Give back exactly the lines from the "Give me the" line to the final line of the records, and only those, minus any pictures.
**** MATERIAL SUPPLIED
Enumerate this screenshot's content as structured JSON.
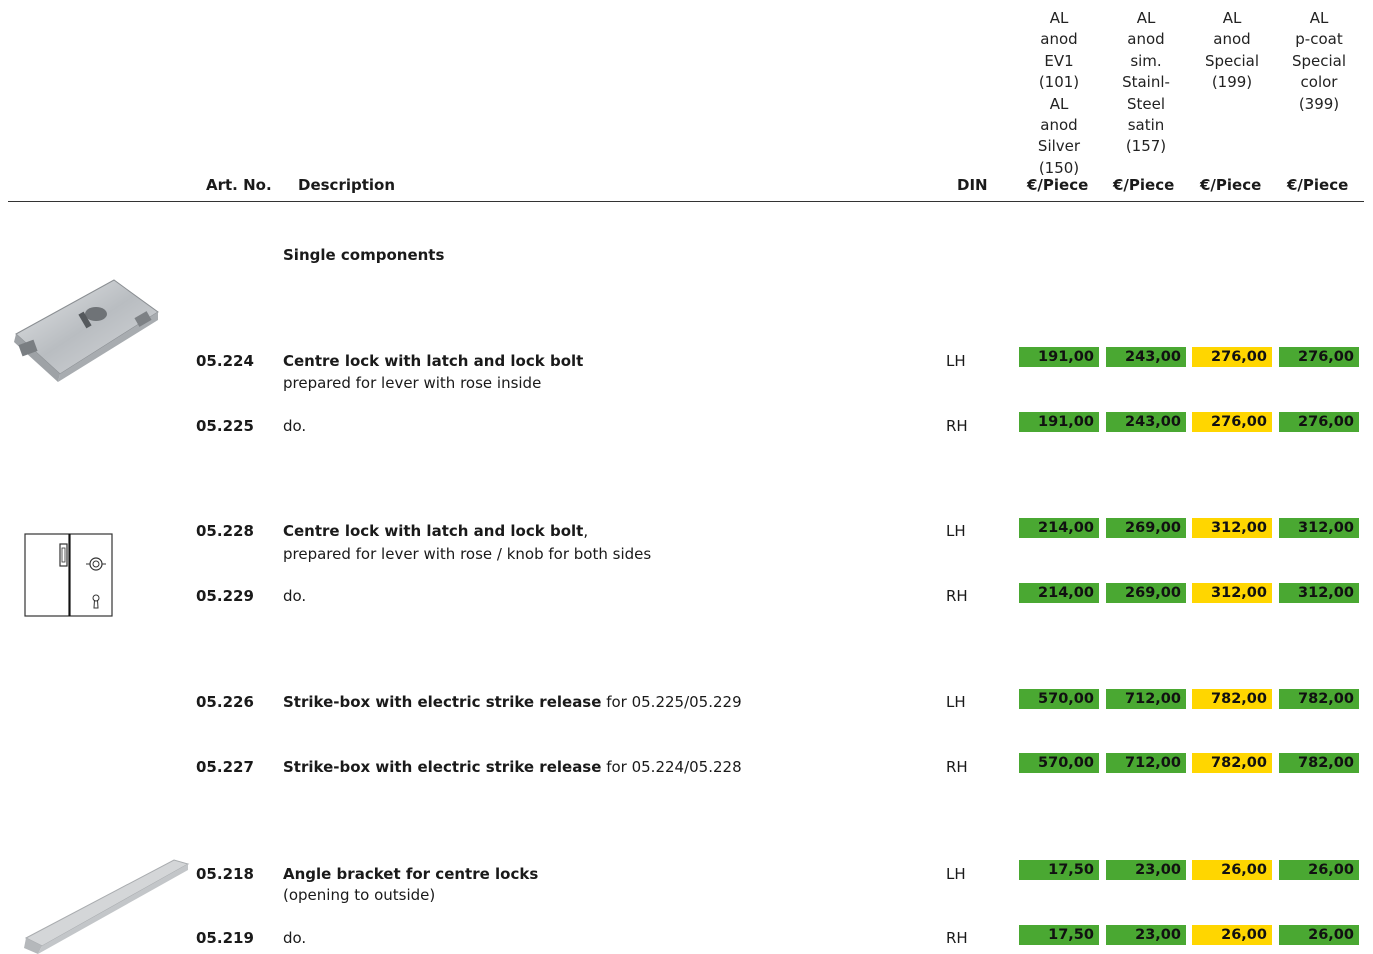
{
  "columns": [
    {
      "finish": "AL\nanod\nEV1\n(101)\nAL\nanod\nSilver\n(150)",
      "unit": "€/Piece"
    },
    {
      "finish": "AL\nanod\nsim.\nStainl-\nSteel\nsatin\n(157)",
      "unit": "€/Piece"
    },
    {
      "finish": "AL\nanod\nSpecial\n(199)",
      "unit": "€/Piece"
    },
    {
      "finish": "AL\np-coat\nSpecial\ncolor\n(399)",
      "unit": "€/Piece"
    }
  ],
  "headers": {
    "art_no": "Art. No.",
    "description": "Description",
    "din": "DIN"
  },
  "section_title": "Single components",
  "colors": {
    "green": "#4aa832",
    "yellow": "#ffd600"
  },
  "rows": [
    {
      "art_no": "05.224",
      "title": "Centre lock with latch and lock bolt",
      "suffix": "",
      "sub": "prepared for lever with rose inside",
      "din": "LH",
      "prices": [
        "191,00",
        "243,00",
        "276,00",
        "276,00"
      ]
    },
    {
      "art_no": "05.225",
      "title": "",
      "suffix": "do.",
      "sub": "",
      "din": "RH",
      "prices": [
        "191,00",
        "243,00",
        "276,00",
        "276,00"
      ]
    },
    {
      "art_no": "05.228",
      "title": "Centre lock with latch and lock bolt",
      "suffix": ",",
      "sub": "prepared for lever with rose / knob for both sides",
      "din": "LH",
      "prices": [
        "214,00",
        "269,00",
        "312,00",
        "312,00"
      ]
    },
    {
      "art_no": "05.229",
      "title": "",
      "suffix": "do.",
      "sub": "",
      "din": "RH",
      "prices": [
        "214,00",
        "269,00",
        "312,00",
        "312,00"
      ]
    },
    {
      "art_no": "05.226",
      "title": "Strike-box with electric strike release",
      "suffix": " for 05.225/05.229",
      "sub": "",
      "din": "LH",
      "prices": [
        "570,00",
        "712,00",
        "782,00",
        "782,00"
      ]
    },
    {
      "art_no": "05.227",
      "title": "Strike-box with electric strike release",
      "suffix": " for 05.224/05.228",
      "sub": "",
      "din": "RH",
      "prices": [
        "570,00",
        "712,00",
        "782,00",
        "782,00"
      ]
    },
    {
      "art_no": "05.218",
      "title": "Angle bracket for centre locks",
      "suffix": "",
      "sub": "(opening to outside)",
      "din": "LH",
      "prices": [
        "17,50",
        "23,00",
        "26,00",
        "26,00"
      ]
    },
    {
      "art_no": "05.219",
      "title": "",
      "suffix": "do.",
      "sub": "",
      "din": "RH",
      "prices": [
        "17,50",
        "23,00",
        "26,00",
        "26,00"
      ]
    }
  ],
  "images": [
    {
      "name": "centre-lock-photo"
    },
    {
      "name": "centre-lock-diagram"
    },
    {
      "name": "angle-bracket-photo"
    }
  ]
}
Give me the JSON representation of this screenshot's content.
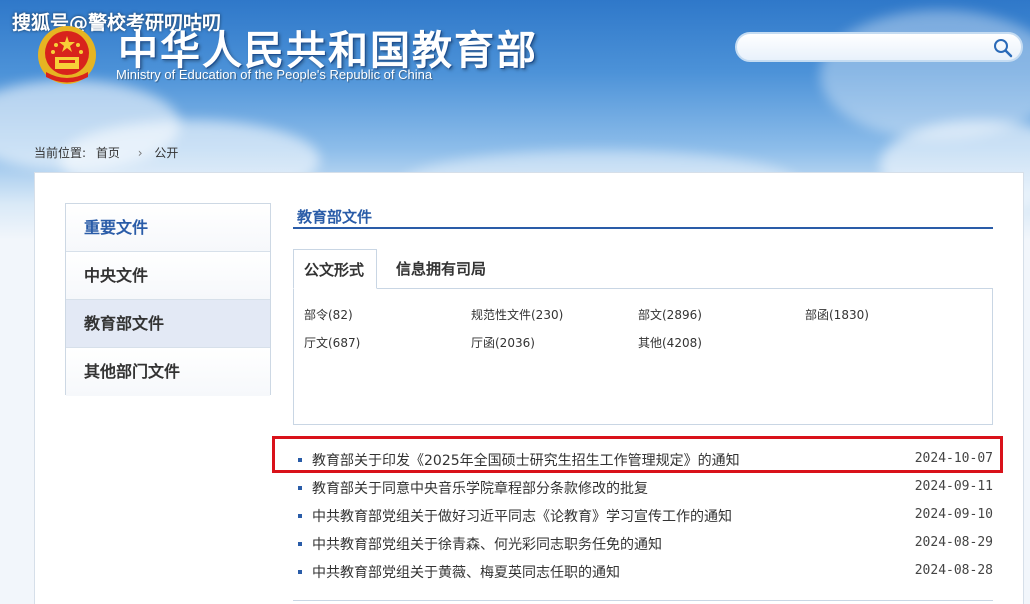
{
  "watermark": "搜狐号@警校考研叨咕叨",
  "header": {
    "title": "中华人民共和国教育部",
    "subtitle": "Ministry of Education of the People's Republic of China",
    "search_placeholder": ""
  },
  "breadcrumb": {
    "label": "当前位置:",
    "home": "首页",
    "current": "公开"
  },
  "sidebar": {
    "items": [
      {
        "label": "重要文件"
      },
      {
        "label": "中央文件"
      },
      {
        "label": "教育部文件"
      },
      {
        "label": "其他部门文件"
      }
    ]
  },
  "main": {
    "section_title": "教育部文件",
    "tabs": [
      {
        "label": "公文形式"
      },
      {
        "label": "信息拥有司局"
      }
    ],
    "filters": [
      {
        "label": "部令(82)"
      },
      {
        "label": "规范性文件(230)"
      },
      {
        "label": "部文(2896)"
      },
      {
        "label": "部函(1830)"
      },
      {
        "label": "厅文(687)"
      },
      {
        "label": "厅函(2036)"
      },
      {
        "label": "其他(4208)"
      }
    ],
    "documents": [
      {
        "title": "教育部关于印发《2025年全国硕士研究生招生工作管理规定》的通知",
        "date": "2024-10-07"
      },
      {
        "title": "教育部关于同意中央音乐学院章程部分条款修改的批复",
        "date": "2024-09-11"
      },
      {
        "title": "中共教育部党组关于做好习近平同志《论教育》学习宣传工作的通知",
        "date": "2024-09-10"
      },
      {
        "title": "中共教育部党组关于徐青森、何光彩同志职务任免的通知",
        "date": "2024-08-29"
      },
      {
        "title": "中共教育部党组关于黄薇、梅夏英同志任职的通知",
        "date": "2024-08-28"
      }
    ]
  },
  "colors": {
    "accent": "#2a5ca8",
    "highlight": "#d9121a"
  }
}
********
◆ SOLUTION TO THIS EXERCISE:
Give me the JSON representation of this screenshot's content.
{
  "watermark": "搜狐号@警校考研叨咕叨",
  "header": {
    "title": "中华人民共和国教育部",
    "subtitle": "Ministry of Education of the People's Republic of China",
    "search_placeholder": ""
  },
  "breadcrumb": {
    "label": "当前位置:",
    "home": "首页",
    "current": "公开"
  },
  "sidebar": {
    "items": [
      {
        "label": "重要文件"
      },
      {
        "label": "中央文件"
      },
      {
        "label": "教育部文件"
      },
      {
        "label": "其他部门文件"
      }
    ]
  },
  "main": {
    "section_title": "教育部文件",
    "tabs": [
      {
        "label": "公文形式"
      },
      {
        "label": "信息拥有司局"
      }
    ],
    "filters": [
      {
        "label": "部令(82)"
      },
      {
        "label": "规范性文件(230)"
      },
      {
        "label": "部文(2896)"
      },
      {
        "label": "部函(1830)"
      },
      {
        "label": "厅文(687)"
      },
      {
        "label": "厅函(2036)"
      },
      {
        "label": "其他(4208)"
      }
    ],
    "documents": [
      {
        "title": "教育部关于印发《2025年全国硕士研究生招生工作管理规定》的通知",
        "date": "2024-10-07"
      },
      {
        "title": "教育部关于同意中央音乐学院章程部分条款修改的批复",
        "date": "2024-09-11"
      },
      {
        "title": "中共教育部党组关于做好习近平同志《论教育》学习宣传工作的通知",
        "date": "2024-09-10"
      },
      {
        "title": "中共教育部党组关于徐青森、何光彩同志职务任免的通知",
        "date": "2024-08-29"
      },
      {
        "title": "中共教育部党组关于黄薇、梅夏英同志任职的通知",
        "date": "2024-08-28"
      }
    ]
  },
  "colors": {
    "accent": "#2a5ca8",
    "highlight": "#d9121a"
  }
}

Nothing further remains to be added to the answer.